» **Supplied records**
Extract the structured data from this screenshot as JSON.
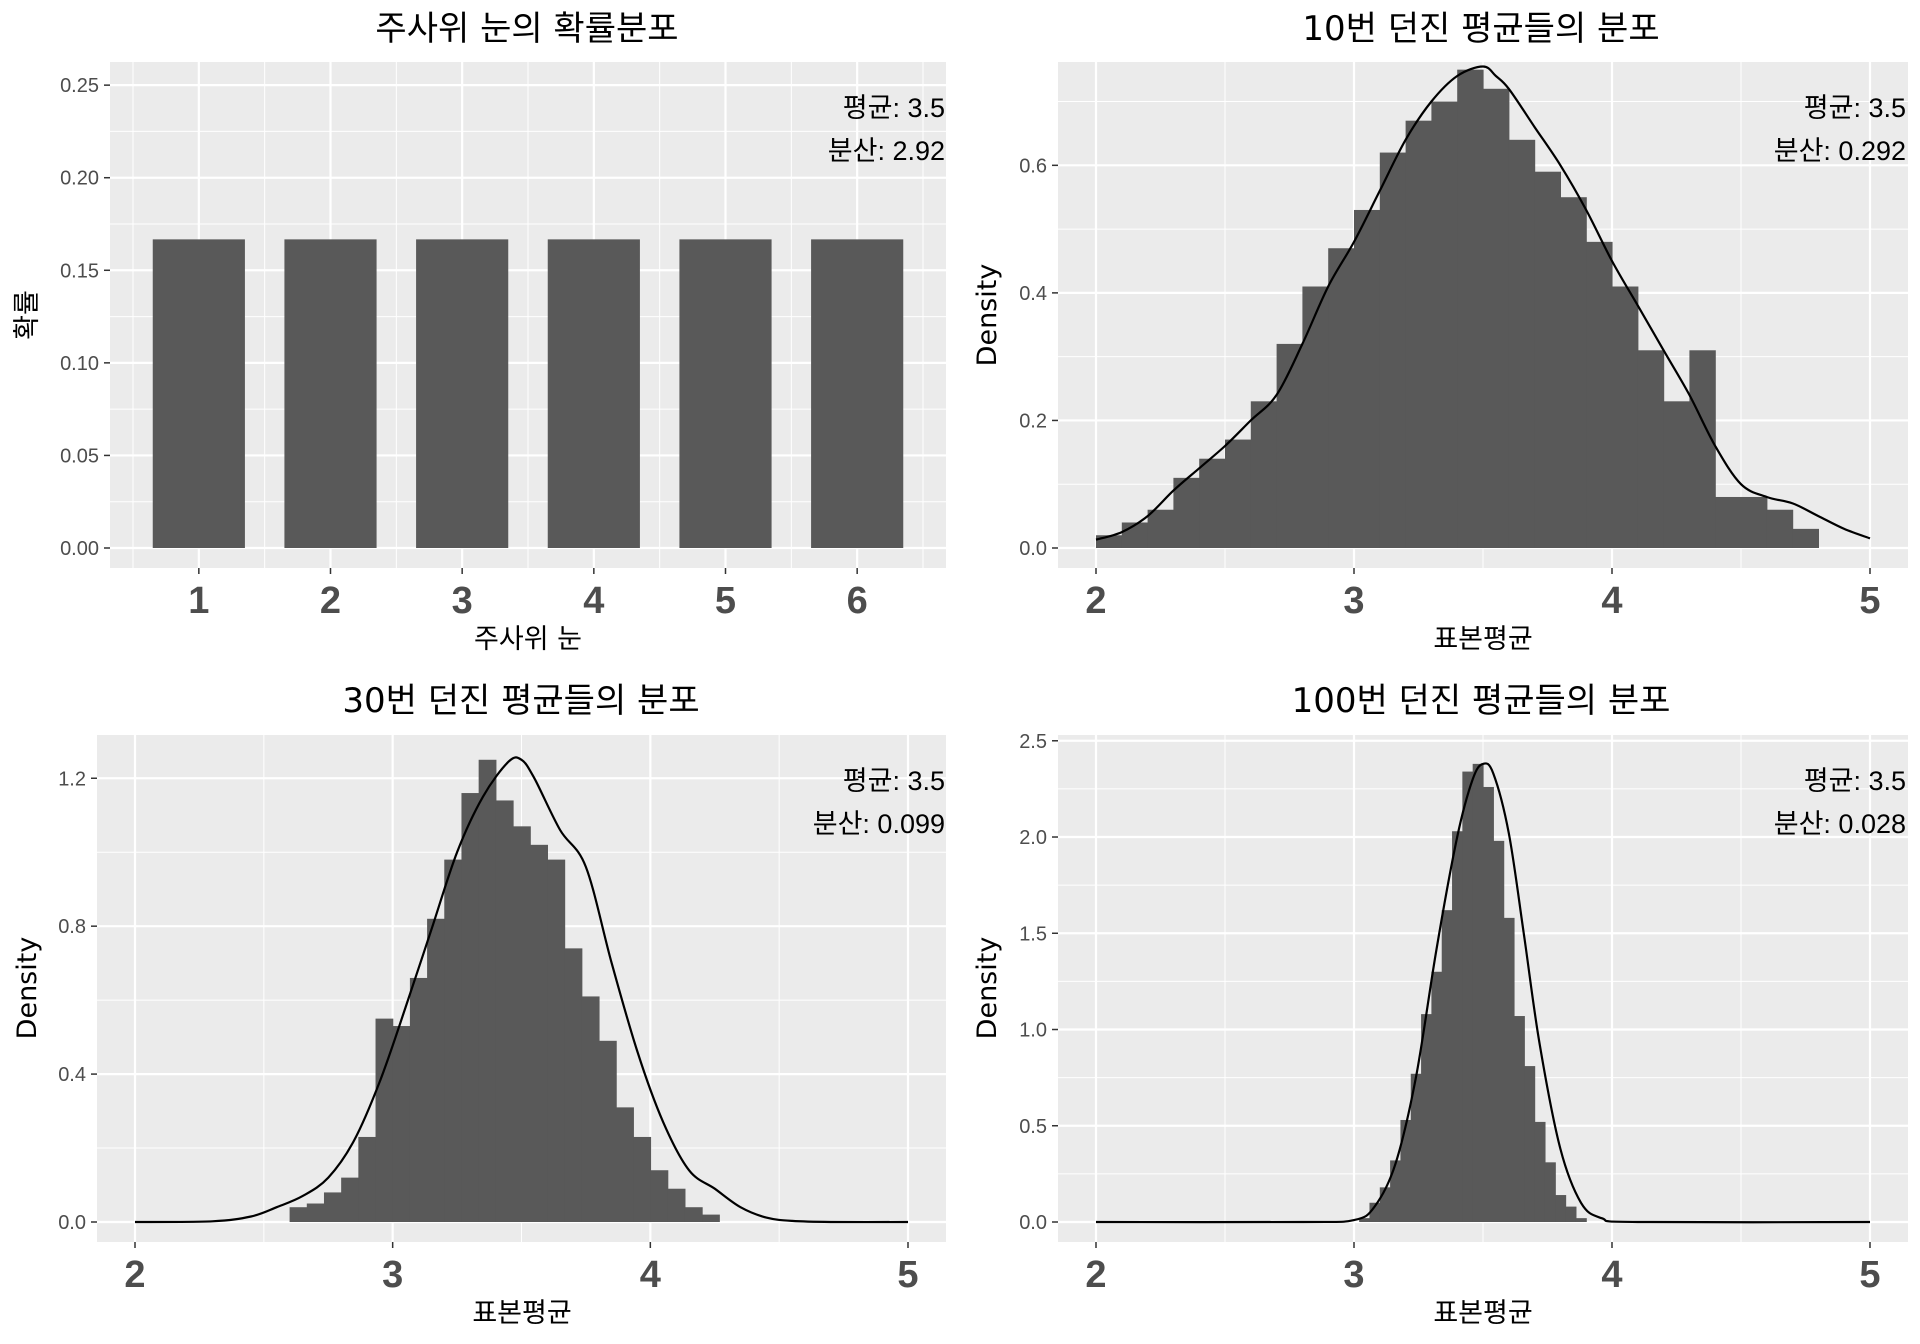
{
  "colors": {
    "panel_bg": "#ebebeb",
    "grid_major": "#ffffff",
    "bar_fill": "#595959",
    "density_line": "#000000",
    "tick_text": "#4d4d4d"
  },
  "chart_data": [
    {
      "type": "bar",
      "title": "주사위 눈의 확률분포",
      "xlabel": "주사위 눈",
      "ylabel": "확률",
      "categories": [
        "1",
        "2",
        "3",
        "4",
        "5",
        "6"
      ],
      "values": [
        0.1667,
        0.1667,
        0.1667,
        0.1667,
        0.1667,
        0.1667
      ],
      "ylim": [
        0,
        0.25
      ],
      "yticks": [
        "0.00",
        "0.05",
        "0.10",
        "0.15",
        "0.20",
        "0.25"
      ],
      "grid": true,
      "annotations": [
        "평균: 3.5",
        "분산: 2.92"
      ],
      "annotation_position": "top-right"
    },
    {
      "type": "histogram",
      "title": "10번 던진 평균들의 분포",
      "xlabel": "표본평균",
      "ylabel": "Density",
      "xlim": [
        2,
        5
      ],
      "ylim": [
        0,
        0.75
      ],
      "xticks": [
        "2",
        "3",
        "4",
        "5"
      ],
      "yticks": [
        "0.0",
        "0.2",
        "0.4",
        "0.6"
      ],
      "bins": {
        "start": 2.0,
        "width": 0.1,
        "values": [
          0.02,
          0.04,
          0.06,
          0.11,
          0.14,
          0.17,
          0.23,
          0.32,
          0.41,
          0.47,
          0.53,
          0.62,
          0.67,
          0.7,
          0.75,
          0.72,
          0.64,
          0.59,
          0.55,
          0.48,
          0.41,
          0.31,
          0.23,
          0.31,
          0.08,
          0.08,
          0.06,
          0.03
        ]
      },
      "density": {
        "x": [
          2.0,
          2.1,
          2.2,
          2.3,
          2.4,
          2.5,
          2.6,
          2.7,
          2.8,
          2.9,
          3.0,
          3.1,
          3.2,
          3.3,
          3.4,
          3.5,
          3.55,
          3.6,
          3.7,
          3.8,
          3.9,
          4.0,
          4.1,
          4.2,
          4.3,
          4.4,
          4.5,
          4.6,
          4.7,
          4.8,
          4.9,
          5.0
        ],
        "y": [
          0.013,
          0.025,
          0.05,
          0.09,
          0.125,
          0.16,
          0.2,
          0.24,
          0.32,
          0.41,
          0.48,
          0.56,
          0.64,
          0.7,
          0.74,
          0.755,
          0.74,
          0.72,
          0.66,
          0.6,
          0.53,
          0.45,
          0.38,
          0.31,
          0.24,
          0.16,
          0.1,
          0.08,
          0.07,
          0.05,
          0.03,
          0.015
        ]
      },
      "grid": true,
      "annotations": [
        "평균: 3.5",
        "분산: 0.292"
      ],
      "annotation_position": "top-right"
    },
    {
      "type": "histogram",
      "title": "30번 던진 평균들의 분포",
      "xlabel": "표본평균",
      "ylabel": "Density",
      "xlim": [
        2,
        5
      ],
      "ylim": [
        0,
        1.26
      ],
      "xticks": [
        "2",
        "3",
        "4",
        "5"
      ],
      "yticks": [
        "0.0",
        "0.4",
        "0.8",
        "1.2"
      ],
      "bins": {
        "start": 2.6,
        "width": 0.0667,
        "values": [
          0.04,
          0.05,
          0.08,
          0.12,
          0.23,
          0.55,
          0.53,
          0.66,
          0.82,
          0.98,
          1.16,
          1.25,
          1.14,
          1.07,
          1.02,
          0.98,
          0.74,
          0.61,
          0.49,
          0.31,
          0.23,
          0.14,
          0.09,
          0.04,
          0.02
        ]
      },
      "density": {
        "x": [
          2.0,
          2.3,
          2.45,
          2.55,
          2.65,
          2.75,
          2.85,
          2.95,
          3.05,
          3.15,
          3.25,
          3.35,
          3.45,
          3.5,
          3.55,
          3.65,
          3.75,
          3.85,
          3.95,
          4.05,
          4.15,
          4.25,
          4.35,
          4.45,
          4.55,
          4.7,
          5.0
        ],
        "y": [
          0.0,
          0.002,
          0.015,
          0.04,
          0.07,
          0.12,
          0.22,
          0.38,
          0.58,
          0.79,
          1.0,
          1.15,
          1.245,
          1.25,
          1.2,
          1.06,
          0.96,
          0.7,
          0.46,
          0.27,
          0.14,
          0.09,
          0.04,
          0.012,
          0.003,
          0.0,
          0.0
        ]
      },
      "grid": true,
      "annotations": [
        "평균: 3.5",
        "분산: 0.099"
      ],
      "annotation_position": "top-right"
    },
    {
      "type": "histogram",
      "title": "100번 던진 평균들의 분포",
      "xlabel": "표본평균",
      "ylabel": "Density",
      "xlim": [
        2,
        5
      ],
      "ylim": [
        0,
        2.5
      ],
      "xticks": [
        "2",
        "3",
        "4",
        "5"
      ],
      "yticks": [
        "0.0",
        "0.5",
        "1.0",
        "1.5",
        "2.0",
        "2.5"
      ],
      "bins": {
        "start": 3.02,
        "width": 0.04,
        "values": [
          0.02,
          0.1,
          0.18,
          0.32,
          0.53,
          0.77,
          1.08,
          1.3,
          1.62,
          2.03,
          2.34,
          2.38,
          2.26,
          1.98,
          1.58,
          1.07,
          0.81,
          0.52,
          0.31,
          0.14,
          0.08,
          0.02
        ]
      },
      "density": {
        "x": [
          2.0,
          2.8,
          3.0,
          3.08,
          3.16,
          3.24,
          3.32,
          3.4,
          3.46,
          3.5,
          3.54,
          3.6,
          3.66,
          3.72,
          3.8,
          3.88,
          3.96,
          4.1,
          5.0
        ],
        "y": [
          0.0,
          0.0,
          0.01,
          0.08,
          0.3,
          0.75,
          1.42,
          2.0,
          2.3,
          2.38,
          2.33,
          2.02,
          1.48,
          0.92,
          0.38,
          0.1,
          0.02,
          0.0,
          0.0
        ]
      },
      "grid": true,
      "annotations": [
        "평균: 3.5",
        "분산: 0.028"
      ],
      "annotation_position": "top-right"
    }
  ]
}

» **Directive**
Scan the records above for the string "평균들의", then report every line that contains it.

» **Finished exercise**
      "title": "10번 던진 평균들의 분포",
      "title": "30번 던진 평균들의 분포",
      "title": "100번 던진 평균들의 분포",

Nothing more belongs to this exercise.